[Annotated element listings]
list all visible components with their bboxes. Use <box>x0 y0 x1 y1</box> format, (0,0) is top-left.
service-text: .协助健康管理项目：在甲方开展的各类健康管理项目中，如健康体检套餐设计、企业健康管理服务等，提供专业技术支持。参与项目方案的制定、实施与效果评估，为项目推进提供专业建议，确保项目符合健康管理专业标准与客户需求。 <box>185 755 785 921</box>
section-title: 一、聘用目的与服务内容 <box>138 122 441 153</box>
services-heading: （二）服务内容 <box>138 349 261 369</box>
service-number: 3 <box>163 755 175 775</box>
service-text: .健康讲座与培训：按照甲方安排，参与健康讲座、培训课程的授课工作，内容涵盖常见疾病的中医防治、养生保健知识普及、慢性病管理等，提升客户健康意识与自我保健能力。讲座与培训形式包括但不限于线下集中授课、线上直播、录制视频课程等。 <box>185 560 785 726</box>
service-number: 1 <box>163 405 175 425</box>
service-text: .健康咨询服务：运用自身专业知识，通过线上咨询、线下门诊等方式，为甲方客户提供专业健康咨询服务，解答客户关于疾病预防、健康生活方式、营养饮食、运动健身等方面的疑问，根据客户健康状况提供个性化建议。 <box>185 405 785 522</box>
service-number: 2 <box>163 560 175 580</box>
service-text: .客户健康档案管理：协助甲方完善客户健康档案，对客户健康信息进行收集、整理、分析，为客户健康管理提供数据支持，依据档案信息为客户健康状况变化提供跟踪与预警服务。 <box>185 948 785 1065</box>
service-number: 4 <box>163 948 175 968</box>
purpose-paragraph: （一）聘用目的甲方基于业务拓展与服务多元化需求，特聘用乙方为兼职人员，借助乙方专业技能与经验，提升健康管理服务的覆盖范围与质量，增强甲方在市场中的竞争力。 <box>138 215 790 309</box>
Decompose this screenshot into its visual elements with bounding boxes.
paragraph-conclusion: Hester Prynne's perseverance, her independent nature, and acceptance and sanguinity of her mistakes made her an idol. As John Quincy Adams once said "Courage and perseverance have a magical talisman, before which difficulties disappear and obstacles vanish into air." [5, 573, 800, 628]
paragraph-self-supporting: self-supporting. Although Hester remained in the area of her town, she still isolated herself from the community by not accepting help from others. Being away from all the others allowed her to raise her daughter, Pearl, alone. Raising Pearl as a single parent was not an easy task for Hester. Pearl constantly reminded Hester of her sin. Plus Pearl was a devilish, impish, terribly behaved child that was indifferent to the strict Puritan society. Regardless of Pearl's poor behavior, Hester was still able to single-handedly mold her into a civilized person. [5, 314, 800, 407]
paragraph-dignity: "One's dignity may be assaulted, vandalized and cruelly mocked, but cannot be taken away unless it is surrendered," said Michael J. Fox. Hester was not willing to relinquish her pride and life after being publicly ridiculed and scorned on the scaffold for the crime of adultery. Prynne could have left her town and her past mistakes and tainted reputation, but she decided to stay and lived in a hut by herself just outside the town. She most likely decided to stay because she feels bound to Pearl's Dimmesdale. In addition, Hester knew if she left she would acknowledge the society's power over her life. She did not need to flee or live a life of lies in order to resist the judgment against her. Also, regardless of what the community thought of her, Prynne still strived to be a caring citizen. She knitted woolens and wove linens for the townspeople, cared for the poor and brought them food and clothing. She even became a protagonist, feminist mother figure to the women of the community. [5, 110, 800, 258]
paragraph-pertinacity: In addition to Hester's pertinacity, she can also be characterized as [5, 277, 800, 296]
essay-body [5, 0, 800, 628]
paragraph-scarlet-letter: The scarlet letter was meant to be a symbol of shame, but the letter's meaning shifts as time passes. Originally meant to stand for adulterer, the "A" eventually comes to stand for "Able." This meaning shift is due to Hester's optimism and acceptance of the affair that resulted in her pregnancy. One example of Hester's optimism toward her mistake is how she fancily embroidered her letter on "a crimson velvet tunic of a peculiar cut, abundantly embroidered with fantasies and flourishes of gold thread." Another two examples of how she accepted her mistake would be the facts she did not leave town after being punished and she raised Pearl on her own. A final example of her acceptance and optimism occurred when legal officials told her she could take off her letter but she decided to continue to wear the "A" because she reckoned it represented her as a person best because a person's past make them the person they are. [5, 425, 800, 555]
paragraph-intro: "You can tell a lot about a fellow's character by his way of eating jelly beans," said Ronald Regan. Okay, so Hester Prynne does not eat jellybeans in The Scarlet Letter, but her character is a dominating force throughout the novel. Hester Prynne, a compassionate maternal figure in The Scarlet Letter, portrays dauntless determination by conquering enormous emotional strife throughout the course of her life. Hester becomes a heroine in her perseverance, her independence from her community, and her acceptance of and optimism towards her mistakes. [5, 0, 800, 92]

• [Task instructions]: From the lines above, select every one that contains the string "number" and copy each of them out.

• [Task result]:
service-number: 3 <box>163 755 175 775</box>
service-number: 1 <box>163 405 175 425</box>
service-number: 2 <box>163 560 175 580</box>
service-number: 4 <box>163 948 175 968</box>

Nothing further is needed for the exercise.